Listed entries:
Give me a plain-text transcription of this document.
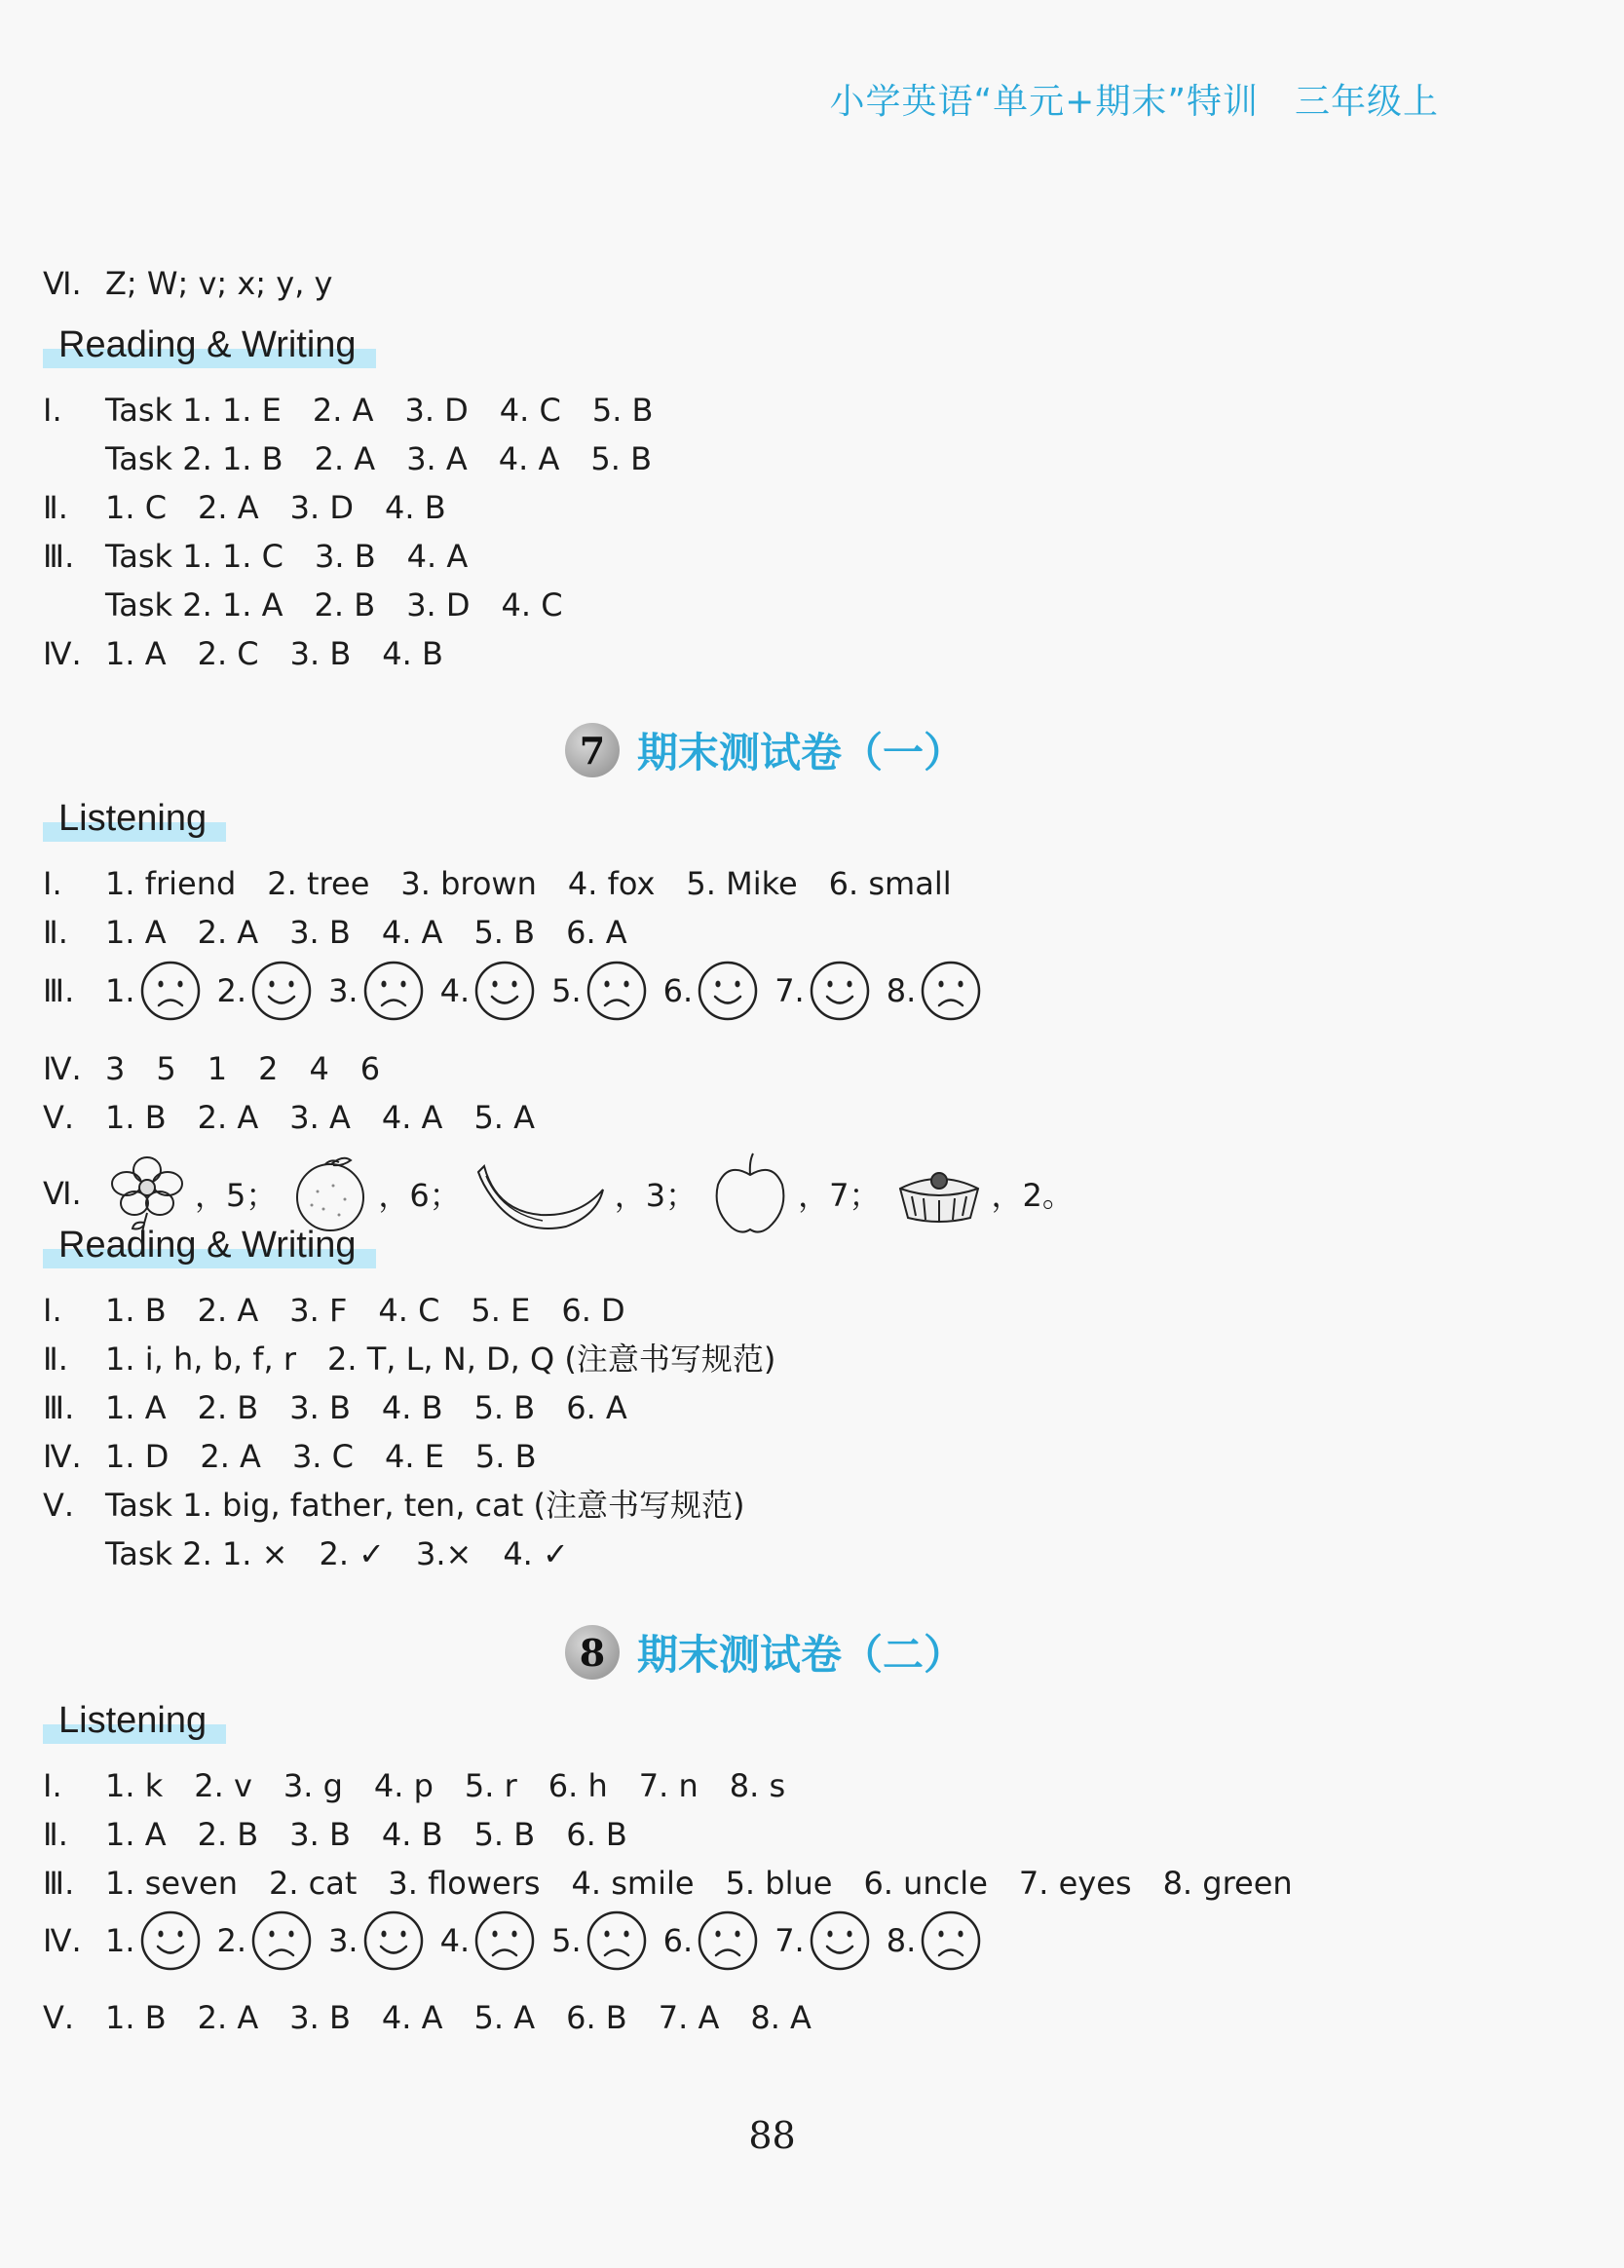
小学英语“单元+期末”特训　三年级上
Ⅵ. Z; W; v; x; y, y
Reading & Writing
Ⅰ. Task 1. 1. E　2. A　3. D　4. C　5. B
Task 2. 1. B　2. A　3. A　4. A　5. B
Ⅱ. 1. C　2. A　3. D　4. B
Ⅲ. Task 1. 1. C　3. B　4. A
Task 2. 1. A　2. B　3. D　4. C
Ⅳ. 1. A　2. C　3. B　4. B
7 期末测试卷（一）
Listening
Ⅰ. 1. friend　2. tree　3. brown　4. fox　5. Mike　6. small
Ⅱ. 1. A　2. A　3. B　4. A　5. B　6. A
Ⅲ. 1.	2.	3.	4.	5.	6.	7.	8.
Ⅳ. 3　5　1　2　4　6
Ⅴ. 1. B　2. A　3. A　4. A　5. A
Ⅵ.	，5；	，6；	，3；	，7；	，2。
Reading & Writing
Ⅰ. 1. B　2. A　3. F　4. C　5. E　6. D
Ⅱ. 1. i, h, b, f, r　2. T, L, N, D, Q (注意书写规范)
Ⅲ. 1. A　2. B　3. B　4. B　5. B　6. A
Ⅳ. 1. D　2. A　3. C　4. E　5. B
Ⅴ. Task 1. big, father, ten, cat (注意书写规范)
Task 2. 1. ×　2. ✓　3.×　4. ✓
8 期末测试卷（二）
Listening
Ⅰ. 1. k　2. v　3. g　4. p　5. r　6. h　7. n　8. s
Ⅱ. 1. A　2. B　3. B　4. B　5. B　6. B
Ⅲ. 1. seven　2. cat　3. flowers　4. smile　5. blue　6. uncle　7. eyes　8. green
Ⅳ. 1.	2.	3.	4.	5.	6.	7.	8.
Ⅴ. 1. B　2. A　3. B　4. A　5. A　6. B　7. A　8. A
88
...
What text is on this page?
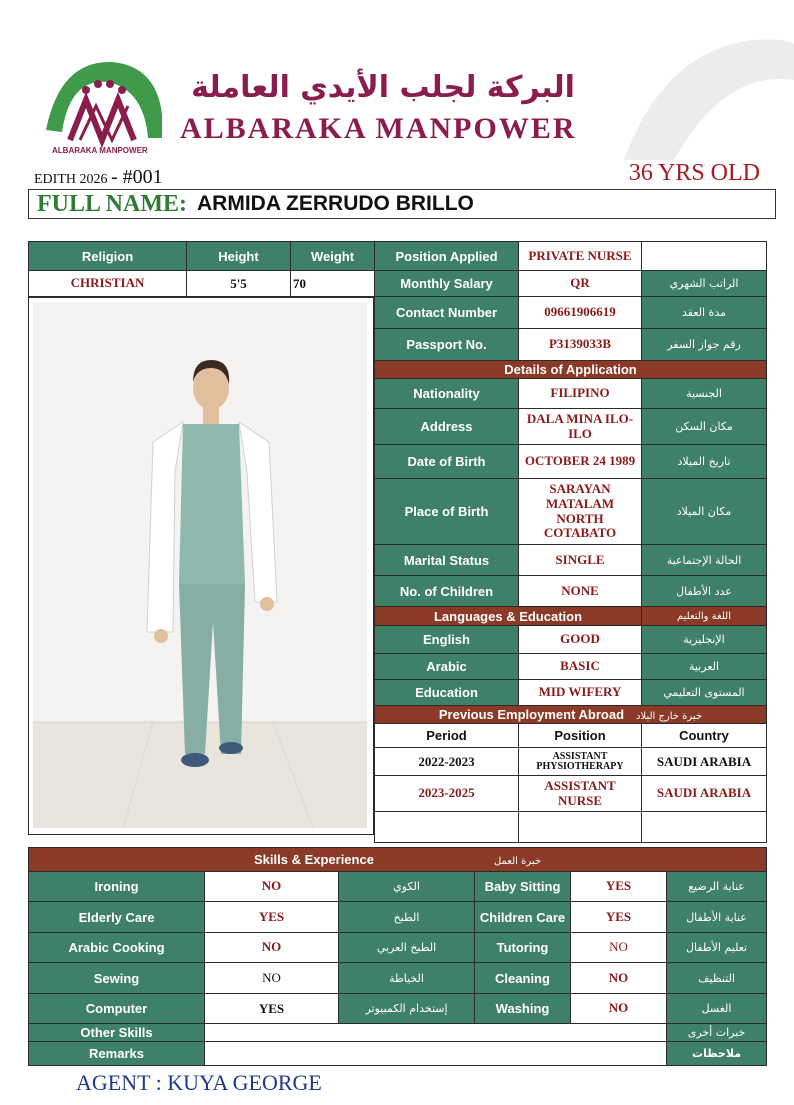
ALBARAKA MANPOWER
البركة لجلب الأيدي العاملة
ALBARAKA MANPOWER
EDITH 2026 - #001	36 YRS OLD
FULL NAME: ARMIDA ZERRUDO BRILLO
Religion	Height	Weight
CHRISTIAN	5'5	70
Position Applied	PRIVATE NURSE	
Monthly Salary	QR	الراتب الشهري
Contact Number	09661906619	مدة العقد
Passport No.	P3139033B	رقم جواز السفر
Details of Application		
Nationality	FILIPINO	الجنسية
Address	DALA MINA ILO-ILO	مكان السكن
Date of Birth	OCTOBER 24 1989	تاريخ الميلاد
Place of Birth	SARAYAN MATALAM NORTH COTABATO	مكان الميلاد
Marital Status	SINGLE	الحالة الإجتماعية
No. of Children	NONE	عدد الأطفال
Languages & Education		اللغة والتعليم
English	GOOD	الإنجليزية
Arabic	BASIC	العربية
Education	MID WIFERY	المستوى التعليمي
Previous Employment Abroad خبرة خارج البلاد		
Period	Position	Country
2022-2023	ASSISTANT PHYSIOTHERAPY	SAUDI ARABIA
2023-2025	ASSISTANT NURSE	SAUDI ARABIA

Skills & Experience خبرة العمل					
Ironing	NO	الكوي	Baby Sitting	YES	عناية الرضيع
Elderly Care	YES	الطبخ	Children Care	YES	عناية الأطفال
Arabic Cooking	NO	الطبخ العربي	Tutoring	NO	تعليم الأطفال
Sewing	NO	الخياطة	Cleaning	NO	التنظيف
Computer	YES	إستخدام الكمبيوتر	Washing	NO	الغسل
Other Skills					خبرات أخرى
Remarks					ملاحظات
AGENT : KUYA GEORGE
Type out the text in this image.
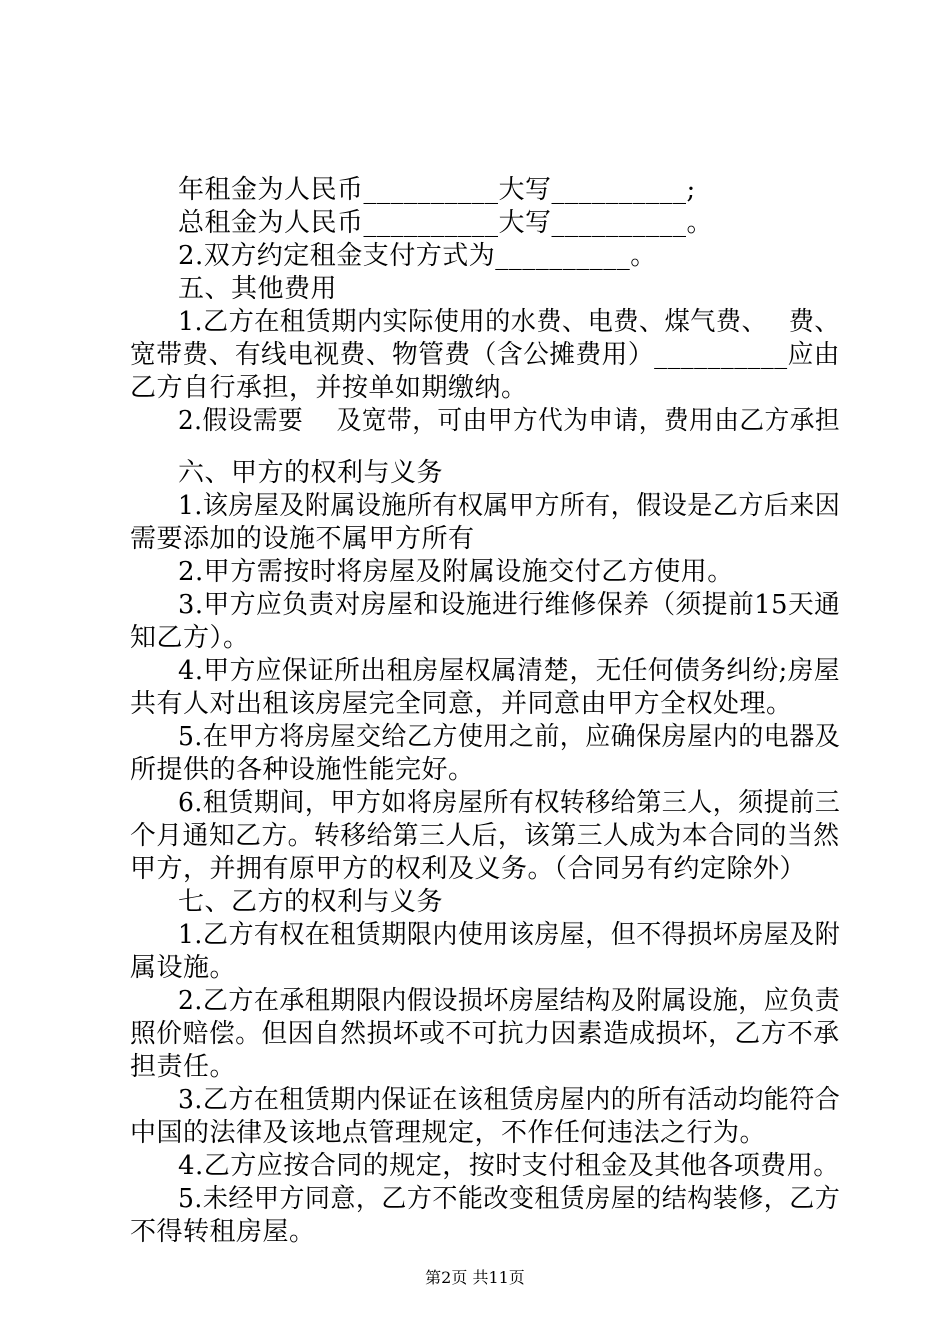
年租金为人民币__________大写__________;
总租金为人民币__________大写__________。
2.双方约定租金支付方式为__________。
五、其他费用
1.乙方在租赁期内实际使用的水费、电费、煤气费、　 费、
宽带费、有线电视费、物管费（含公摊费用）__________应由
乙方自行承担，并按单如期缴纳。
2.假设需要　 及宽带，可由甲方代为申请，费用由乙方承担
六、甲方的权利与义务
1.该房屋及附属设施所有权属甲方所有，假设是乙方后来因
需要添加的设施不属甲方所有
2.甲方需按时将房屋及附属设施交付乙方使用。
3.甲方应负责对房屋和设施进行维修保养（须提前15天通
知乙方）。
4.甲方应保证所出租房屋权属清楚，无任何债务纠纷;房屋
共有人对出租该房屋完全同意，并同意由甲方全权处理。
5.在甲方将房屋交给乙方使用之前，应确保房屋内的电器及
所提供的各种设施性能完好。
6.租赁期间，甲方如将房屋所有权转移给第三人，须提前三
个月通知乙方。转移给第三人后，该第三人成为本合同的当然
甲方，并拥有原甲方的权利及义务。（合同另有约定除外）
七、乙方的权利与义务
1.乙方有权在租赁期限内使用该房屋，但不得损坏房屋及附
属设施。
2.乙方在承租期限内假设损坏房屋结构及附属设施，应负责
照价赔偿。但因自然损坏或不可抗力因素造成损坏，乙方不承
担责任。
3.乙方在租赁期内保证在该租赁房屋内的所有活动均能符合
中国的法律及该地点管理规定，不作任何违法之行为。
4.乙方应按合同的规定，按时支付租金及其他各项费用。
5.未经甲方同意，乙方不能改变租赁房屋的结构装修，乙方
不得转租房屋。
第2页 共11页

Goal of the exercise: Copy every single line of the material above that holds "Children".

Result below:
No. of Children	NONE	عدد الأطفال
Elderly Care	YES	الطبخ	Children Care	YES	عناية الأطفال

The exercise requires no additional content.